Task goal - Reproduce the material in full, unchanged.

Data provided -
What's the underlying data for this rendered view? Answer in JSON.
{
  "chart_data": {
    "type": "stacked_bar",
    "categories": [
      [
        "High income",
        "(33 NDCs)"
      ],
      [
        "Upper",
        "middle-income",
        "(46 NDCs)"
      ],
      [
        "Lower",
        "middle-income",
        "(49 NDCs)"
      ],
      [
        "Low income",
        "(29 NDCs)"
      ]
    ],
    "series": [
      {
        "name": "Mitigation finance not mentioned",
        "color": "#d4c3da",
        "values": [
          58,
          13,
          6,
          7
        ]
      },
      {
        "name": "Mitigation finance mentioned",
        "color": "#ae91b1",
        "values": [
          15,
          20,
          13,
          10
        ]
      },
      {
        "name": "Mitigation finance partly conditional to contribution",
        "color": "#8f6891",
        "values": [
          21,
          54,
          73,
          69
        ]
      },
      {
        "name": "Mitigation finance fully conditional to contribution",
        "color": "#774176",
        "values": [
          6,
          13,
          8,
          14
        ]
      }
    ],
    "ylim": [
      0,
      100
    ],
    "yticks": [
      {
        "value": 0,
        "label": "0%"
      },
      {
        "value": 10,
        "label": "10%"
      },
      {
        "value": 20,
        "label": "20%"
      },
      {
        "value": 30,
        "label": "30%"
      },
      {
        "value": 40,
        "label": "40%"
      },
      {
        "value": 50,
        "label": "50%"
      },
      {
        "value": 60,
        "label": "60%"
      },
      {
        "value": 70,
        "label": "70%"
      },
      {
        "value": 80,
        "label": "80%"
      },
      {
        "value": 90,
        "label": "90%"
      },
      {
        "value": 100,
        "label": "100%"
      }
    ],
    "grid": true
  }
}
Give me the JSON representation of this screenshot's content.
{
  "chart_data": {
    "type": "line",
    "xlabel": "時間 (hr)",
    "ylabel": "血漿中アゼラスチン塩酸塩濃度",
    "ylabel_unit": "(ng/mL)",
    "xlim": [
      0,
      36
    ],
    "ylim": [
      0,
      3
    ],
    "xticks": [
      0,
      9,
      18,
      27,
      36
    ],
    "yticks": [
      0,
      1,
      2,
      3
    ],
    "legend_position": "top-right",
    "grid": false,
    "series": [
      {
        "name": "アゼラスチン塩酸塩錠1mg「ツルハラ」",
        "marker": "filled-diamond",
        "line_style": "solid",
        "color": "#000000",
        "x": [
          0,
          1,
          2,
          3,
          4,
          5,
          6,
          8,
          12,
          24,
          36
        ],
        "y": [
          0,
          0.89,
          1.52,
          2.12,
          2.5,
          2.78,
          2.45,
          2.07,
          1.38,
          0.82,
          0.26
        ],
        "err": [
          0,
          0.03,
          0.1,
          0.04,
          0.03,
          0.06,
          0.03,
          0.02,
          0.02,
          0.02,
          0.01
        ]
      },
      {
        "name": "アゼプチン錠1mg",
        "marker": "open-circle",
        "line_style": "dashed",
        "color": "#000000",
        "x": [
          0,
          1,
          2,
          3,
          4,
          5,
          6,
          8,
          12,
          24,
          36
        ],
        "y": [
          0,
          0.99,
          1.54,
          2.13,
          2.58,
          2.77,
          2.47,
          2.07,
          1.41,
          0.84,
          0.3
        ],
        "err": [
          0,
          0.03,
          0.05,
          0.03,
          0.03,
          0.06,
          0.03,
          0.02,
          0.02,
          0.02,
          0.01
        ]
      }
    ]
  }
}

Solution to this task -
What's the underlying data for this rendered view? Answer in JSON.
{
  "chart_data": {
    "type": "stacked_bar",
    "categories": [
      [
        "High income",
        "(33 NDCs)"
      ],
      [
        "Upper",
        "middle-income",
        "(46 NDCs)"
      ],
      [
        "Lower",
        "middle-income",
        "(49 NDCs)"
      ],
      [
        "Low income",
        "(29 NDCs)"
      ]
    ],
    "series": [
      {
        "name": "Mitigation finance not mentioned",
        "color": "#d4c3da",
        "values": [
          58,
          13,
          6,
          7
        ]
      },
      {
        "name": "Mitigation finance mentioned",
        "color": "#ae91b1",
        "values": [
          15,
          20,
          13,
          10
        ]
      },
      {
        "name": "Mitigation finance partly conditional to contribution",
        "color": "#8f6891",
        "values": [
          21,
          54,
          73,
          69
        ]
      },
      {
        "name": "Mitigation finance fully conditional to contribution",
        "color": "#774176",
        "values": [
          6,
          13,
          8,
          14
        ]
      }
    ],
    "ylim": [
      0,
      100
    ],
    "yticks": [
      {
        "value": 0,
        "label": "0%"
      },
      {
        "value": 10,
        "label": "10%"
      },
      {
        "value": 20,
        "label": "20%"
      },
      {
        "value": 30,
        "label": "30%"
      },
      {
        "value": 40,
        "label": "40%"
      },
      {
        "value": 50,
        "label": "50%"
      },
      {
        "value": 60,
        "label": "60%"
      },
      {
        "value": 70,
        "label": "70%"
      },
      {
        "value": 80,
        "label": "80%"
      },
      {
        "value": 90,
        "label": "90%"
      },
      {
        "value": 100,
        "label": "100%"
      }
    ],
    "grid": true
  }
}
Give me the JSON representation of this screenshot's content.
{
  "chart_data": {
    "type": "line",
    "xlabel": "時間 (hr)",
    "ylabel": "血漿中アゼラスチン塩酸塩濃度",
    "ylabel_unit": "(ng/mL)",
    "xlim": [
      0,
      36
    ],
    "ylim": [
      0,
      3
    ],
    "xticks": [
      0,
      9,
      18,
      27,
      36
    ],
    "yticks": [
      0,
      1,
      2,
      3
    ],
    "legend_position": "top-right",
    "grid": false,
    "series": [
      {
        "name": "アゼラスチン塩酸塩錠1mg「ツルハラ」",
        "marker": "filled-diamond",
        "line_style": "solid",
        "color": "#000000",
        "x": [
          0,
          1,
          2,
          3,
          4,
          5,
          6,
          8,
          12,
          24,
          36
        ],
        "y": [
          0,
          0.89,
          1.52,
          2.12,
          2.5,
          2.78,
          2.45,
          2.07,
          1.38,
          0.82,
          0.26
        ],
        "err": [
          0,
          0.03,
          0.1,
          0.04,
          0.03,
          0.06,
          0.03,
          0.02,
          0.02,
          0.02,
          0.01
        ]
      },
      {
        "name": "アゼプチン錠1mg",
        "marker": "open-circle",
        "line_style": "dashed",
        "color": "#000000",
        "x": [
          0,
          1,
          2,
          3,
          4,
          5,
          6,
          8,
          12,
          24,
          36
        ],
        "y": [
          0,
          0.99,
          1.54,
          2.13,
          2.58,
          2.77,
          2.47,
          2.07,
          1.41,
          0.84,
          0.3
        ],
        "err": [
          0,
          0.03,
          0.05,
          0.03,
          0.03,
          0.06,
          0.03,
          0.02,
          0.02,
          0.02,
          0.01
        ]
      }
    ]
  }
}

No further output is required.